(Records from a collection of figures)
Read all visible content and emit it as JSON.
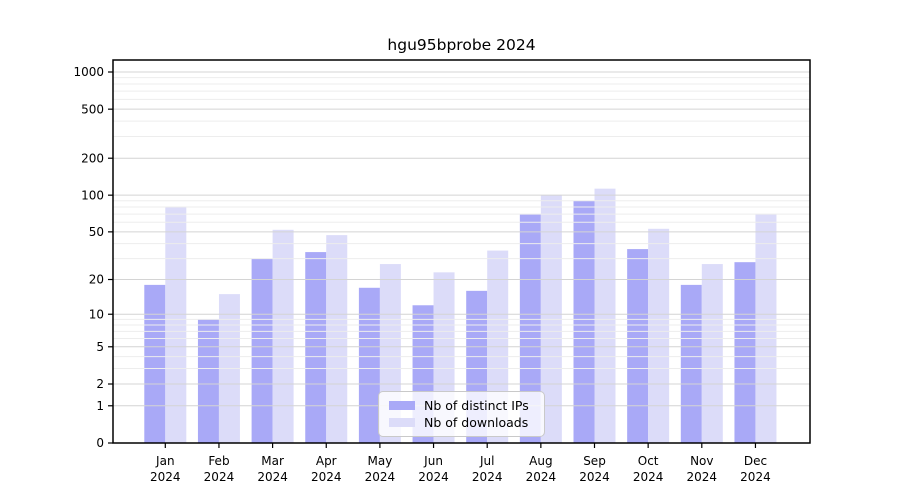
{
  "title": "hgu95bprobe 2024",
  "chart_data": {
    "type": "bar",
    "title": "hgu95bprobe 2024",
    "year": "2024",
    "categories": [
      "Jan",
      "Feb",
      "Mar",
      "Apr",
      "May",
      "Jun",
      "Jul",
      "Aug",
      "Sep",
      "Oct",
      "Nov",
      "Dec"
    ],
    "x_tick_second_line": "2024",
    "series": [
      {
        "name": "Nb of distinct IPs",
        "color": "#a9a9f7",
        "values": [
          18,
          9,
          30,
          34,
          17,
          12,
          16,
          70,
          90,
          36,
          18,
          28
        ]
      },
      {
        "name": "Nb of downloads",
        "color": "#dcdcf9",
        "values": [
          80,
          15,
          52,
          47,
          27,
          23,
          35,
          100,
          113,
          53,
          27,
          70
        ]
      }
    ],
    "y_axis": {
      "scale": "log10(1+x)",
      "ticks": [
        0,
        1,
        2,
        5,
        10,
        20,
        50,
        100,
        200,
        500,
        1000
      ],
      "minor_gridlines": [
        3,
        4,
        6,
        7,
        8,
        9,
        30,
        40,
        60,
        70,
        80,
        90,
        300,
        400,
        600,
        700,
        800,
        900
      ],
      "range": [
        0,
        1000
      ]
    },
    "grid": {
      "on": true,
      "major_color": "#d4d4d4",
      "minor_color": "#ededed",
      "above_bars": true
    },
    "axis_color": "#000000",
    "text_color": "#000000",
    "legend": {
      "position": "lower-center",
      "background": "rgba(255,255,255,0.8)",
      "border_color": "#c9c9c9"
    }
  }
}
--
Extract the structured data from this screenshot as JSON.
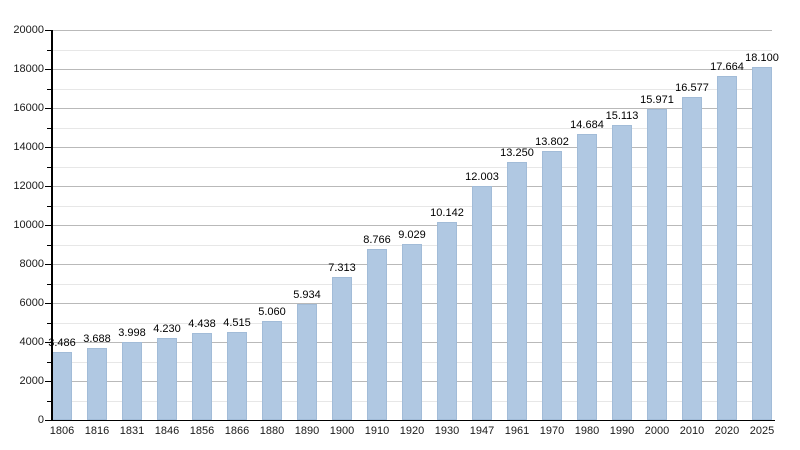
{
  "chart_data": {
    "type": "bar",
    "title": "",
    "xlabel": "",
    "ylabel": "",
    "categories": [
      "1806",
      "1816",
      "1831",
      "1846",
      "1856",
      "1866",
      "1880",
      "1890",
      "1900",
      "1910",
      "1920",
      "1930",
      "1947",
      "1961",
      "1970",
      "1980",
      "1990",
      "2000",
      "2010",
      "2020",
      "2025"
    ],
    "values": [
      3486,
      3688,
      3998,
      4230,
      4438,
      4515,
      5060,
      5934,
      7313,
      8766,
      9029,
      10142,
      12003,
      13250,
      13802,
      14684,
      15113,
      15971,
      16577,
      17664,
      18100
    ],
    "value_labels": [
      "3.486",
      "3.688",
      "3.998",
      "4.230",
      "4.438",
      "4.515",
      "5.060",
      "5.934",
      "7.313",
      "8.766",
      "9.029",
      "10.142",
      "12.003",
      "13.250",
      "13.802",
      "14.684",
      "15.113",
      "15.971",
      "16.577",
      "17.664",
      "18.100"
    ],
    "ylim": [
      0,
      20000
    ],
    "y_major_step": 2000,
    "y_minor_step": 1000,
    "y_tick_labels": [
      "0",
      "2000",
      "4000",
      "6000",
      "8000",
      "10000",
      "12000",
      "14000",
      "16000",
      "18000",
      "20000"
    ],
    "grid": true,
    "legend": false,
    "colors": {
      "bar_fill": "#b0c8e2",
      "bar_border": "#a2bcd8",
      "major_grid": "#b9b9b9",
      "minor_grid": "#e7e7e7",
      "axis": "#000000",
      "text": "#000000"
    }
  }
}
--
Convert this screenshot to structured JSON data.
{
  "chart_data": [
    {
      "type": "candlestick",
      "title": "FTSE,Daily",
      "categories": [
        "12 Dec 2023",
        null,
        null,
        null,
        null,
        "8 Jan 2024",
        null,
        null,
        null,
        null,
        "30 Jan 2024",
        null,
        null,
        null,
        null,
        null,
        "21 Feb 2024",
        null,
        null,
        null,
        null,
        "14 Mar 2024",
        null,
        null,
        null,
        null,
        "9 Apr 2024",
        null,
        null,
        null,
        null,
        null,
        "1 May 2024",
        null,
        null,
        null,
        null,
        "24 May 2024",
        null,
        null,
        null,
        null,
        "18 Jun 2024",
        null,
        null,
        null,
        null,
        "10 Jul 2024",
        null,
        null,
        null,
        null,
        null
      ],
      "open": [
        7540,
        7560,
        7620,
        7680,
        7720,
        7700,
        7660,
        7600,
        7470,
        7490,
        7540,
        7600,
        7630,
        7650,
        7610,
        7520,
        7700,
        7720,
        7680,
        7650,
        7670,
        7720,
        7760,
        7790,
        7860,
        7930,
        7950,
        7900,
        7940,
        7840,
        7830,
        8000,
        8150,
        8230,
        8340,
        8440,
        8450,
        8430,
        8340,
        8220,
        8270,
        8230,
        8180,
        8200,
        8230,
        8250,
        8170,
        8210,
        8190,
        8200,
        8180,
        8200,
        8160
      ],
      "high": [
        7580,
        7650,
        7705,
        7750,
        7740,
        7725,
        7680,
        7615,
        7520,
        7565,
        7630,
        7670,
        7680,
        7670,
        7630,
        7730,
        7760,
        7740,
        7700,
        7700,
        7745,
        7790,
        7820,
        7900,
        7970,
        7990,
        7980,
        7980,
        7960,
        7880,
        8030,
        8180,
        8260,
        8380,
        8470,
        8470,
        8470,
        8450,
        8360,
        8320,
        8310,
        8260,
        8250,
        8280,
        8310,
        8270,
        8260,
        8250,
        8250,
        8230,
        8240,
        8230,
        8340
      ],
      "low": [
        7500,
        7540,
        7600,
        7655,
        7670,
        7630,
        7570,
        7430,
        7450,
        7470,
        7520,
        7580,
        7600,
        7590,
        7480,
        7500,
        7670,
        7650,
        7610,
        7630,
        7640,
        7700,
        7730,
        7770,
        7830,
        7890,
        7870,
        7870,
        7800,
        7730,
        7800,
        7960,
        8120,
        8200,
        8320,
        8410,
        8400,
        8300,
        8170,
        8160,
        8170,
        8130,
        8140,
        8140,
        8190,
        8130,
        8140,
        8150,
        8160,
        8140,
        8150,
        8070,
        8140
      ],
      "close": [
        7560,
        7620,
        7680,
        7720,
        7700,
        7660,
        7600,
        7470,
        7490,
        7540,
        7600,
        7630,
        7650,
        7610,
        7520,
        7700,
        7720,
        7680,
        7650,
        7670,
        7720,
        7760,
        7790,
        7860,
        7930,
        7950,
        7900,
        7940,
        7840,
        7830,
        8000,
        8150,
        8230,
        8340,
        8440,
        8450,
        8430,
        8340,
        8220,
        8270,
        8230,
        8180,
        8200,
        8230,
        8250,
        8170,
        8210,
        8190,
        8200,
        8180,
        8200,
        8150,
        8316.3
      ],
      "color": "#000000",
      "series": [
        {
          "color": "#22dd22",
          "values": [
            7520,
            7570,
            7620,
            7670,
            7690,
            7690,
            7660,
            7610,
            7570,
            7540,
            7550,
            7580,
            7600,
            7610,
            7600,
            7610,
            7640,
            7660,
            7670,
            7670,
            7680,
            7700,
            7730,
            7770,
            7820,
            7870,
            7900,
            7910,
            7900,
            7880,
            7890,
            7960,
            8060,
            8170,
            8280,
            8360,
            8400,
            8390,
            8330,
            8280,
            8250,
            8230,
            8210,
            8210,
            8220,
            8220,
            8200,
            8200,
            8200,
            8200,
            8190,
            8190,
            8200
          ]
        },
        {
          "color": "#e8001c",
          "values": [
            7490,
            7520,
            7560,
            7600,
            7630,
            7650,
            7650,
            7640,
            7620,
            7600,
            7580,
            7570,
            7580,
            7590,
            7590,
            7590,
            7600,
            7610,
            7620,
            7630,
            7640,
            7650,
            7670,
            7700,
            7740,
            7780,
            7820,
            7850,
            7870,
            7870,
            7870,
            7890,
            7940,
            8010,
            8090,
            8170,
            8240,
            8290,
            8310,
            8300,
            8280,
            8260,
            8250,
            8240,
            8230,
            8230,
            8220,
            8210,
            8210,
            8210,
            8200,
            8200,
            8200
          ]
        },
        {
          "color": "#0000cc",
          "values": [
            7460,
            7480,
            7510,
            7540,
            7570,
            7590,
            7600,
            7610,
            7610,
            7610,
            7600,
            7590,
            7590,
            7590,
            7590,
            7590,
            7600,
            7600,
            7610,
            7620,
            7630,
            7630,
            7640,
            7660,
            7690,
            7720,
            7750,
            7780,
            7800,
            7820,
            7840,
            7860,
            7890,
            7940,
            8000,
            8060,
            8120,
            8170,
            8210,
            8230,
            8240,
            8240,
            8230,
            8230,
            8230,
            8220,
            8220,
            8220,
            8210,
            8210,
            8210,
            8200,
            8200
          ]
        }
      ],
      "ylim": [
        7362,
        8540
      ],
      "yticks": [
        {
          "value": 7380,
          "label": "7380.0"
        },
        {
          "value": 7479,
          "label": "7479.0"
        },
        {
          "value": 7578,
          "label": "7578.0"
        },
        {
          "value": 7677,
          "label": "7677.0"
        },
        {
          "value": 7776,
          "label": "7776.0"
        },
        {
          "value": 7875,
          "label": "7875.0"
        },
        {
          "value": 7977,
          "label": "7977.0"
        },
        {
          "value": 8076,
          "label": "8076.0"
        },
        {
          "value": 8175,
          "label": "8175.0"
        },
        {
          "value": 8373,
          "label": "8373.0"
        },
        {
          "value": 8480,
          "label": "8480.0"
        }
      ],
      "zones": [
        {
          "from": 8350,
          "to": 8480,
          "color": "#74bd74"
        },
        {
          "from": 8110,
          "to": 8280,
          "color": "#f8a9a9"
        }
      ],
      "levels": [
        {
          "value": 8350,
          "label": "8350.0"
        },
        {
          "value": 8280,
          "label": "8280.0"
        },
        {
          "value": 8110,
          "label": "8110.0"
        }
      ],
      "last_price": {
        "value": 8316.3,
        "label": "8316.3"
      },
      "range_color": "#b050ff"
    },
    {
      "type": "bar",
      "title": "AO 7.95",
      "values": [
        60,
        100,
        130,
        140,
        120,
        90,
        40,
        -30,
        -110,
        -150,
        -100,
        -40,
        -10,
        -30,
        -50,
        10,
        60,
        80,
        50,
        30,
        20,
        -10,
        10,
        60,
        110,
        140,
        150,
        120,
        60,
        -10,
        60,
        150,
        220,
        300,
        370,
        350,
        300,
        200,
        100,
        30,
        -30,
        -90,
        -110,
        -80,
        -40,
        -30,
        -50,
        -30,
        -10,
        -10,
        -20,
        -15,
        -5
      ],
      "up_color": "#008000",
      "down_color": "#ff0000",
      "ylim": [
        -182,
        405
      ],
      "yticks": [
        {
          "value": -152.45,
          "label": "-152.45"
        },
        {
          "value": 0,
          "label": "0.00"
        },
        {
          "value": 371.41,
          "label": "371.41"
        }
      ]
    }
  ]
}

▶ **WHAT THE EXERCISE ASKS**:
Which lines contain the word "type"? Return each of them.

▶ **RESPONSE TO THE TASK**:
    "type": "bar",
    "type": "bar",
      "type": "candlestick",
      "type": "bar",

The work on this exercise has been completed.